Which lines in the material below contain the word "Source"? Copy each of them.
++++ Exercise materials ++++
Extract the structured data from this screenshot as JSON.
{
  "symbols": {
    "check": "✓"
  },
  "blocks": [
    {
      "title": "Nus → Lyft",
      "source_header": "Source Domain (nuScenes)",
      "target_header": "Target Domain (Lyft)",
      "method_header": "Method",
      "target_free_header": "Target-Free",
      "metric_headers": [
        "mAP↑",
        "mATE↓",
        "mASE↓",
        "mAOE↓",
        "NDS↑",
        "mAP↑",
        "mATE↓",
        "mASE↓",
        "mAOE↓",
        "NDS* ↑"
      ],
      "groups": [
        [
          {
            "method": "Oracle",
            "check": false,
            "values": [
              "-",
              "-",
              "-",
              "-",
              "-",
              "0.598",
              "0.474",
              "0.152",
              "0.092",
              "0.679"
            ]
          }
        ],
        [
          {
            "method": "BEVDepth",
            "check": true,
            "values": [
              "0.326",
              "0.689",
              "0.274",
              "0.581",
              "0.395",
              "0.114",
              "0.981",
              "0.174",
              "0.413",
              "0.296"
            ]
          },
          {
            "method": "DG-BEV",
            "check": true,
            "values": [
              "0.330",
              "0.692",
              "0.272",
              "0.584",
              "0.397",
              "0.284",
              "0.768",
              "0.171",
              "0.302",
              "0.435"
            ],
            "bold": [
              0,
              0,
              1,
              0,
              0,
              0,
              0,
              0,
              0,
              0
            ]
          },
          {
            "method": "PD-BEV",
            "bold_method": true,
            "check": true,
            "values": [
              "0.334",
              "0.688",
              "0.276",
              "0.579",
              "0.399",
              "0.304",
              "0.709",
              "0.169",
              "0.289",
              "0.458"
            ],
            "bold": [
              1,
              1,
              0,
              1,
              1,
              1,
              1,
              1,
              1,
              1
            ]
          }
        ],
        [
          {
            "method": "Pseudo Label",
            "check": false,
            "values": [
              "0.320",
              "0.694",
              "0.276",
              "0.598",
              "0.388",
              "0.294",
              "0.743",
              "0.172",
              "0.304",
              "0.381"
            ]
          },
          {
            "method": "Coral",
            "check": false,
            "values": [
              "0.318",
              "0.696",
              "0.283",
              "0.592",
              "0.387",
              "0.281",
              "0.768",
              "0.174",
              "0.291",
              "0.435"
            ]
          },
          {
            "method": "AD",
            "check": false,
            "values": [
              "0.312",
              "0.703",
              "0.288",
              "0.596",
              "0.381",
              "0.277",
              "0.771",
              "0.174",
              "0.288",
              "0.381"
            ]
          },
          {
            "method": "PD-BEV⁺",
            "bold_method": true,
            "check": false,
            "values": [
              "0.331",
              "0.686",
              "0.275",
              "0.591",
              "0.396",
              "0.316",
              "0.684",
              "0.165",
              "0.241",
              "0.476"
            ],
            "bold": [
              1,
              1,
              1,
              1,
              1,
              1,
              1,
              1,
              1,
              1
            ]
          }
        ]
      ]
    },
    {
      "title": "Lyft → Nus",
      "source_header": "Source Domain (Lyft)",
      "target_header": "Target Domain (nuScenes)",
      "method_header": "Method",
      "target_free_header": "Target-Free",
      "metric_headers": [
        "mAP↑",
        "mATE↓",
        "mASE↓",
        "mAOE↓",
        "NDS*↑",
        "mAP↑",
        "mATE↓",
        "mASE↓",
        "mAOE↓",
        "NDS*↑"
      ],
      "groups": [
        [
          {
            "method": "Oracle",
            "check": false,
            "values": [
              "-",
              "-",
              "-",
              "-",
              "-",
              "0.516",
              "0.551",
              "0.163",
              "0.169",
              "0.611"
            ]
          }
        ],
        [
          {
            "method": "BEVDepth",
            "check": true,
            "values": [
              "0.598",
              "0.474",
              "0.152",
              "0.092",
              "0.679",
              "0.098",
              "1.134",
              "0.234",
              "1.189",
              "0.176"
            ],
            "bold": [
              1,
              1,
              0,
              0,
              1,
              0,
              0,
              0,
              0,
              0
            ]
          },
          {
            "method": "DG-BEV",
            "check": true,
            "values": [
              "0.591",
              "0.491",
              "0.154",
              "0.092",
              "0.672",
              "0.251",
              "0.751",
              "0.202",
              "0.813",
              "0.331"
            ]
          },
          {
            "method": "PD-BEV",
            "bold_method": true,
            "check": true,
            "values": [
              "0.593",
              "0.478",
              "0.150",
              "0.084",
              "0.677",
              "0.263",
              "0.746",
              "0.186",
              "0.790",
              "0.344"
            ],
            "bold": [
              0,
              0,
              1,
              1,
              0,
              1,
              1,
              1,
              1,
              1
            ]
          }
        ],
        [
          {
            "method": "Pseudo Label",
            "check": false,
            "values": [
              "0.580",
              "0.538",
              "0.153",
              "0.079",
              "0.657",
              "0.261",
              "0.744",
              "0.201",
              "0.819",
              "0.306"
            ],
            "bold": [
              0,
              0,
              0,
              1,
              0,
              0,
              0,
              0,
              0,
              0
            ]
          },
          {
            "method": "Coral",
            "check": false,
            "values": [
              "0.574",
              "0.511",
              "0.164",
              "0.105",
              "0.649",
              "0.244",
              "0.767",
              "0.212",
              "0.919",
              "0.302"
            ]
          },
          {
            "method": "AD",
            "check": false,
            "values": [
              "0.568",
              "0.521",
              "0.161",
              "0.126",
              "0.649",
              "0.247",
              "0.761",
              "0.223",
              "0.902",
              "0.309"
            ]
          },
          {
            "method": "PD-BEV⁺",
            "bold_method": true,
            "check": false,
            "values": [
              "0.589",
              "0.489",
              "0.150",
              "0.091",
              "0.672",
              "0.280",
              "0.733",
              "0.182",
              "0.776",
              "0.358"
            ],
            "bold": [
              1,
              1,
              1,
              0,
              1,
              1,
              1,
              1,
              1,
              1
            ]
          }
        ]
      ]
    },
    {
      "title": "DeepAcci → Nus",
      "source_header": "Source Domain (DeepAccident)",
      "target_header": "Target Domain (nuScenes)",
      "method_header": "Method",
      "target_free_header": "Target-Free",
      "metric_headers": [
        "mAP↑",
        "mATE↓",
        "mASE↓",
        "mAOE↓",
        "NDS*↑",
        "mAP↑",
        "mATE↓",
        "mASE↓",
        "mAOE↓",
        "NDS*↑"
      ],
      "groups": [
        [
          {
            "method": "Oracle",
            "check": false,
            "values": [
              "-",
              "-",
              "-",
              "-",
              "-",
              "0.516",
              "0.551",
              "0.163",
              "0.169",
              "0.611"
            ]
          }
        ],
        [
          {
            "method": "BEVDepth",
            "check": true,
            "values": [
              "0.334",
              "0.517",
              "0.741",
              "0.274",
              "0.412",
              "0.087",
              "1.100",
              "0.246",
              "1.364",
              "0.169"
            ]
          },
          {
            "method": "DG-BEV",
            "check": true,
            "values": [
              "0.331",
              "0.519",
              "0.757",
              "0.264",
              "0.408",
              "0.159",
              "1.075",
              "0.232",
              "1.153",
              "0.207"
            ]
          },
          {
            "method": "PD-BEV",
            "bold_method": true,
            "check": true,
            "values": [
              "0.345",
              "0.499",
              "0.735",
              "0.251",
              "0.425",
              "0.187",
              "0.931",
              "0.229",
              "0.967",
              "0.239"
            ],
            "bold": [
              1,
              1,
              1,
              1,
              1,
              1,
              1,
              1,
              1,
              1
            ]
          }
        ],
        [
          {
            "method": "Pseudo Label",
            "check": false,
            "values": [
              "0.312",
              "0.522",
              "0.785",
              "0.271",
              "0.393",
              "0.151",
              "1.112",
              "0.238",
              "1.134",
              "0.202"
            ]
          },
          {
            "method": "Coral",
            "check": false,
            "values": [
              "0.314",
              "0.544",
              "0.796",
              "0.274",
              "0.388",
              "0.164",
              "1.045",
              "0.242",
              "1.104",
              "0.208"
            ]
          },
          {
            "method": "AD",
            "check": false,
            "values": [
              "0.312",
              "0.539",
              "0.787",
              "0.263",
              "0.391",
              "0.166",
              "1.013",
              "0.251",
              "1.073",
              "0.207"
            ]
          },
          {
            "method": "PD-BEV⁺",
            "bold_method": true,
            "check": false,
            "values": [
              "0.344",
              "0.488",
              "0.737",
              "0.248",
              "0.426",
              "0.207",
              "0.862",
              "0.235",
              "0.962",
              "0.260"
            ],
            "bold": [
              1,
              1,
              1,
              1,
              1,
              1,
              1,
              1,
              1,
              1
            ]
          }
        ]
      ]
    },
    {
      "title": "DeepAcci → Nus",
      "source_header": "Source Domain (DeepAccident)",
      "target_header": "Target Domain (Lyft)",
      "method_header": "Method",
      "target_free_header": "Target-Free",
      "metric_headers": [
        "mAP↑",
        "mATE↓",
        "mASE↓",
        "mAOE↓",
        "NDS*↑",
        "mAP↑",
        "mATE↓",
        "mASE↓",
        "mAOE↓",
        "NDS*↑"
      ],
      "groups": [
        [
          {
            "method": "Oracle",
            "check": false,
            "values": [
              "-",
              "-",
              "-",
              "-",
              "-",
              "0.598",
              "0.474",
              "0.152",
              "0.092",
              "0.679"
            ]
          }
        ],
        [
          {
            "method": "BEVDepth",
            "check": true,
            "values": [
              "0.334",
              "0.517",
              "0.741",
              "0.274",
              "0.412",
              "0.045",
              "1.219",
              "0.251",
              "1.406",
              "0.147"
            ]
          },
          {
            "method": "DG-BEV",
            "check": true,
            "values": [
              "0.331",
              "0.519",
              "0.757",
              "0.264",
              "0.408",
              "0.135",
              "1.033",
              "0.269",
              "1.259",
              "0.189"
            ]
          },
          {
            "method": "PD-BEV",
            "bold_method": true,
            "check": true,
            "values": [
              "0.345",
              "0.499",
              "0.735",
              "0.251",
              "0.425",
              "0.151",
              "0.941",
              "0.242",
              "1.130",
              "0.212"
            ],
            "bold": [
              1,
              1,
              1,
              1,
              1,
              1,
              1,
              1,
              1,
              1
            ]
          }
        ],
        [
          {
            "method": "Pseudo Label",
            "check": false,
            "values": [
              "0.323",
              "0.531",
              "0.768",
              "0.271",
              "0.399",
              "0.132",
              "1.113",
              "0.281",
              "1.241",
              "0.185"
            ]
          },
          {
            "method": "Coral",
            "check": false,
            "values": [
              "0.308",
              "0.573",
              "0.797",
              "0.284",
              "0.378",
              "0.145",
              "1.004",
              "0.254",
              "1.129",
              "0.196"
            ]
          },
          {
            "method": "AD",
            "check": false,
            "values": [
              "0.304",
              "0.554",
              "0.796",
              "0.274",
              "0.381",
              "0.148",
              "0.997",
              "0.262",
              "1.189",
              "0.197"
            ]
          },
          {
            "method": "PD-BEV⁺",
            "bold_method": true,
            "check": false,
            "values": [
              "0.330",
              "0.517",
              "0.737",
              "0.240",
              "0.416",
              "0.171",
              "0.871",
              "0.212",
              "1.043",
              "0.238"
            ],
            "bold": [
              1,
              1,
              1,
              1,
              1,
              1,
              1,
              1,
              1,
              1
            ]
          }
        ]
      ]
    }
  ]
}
++++
Final result =
      "source_header": "Source Domain (nuScenes)",
      "source_header": "Source Domain (Lyft)",
      "source_header": "Source Domain (DeepAccident)",
      "source_header": "Source Domain (DeepAccident)",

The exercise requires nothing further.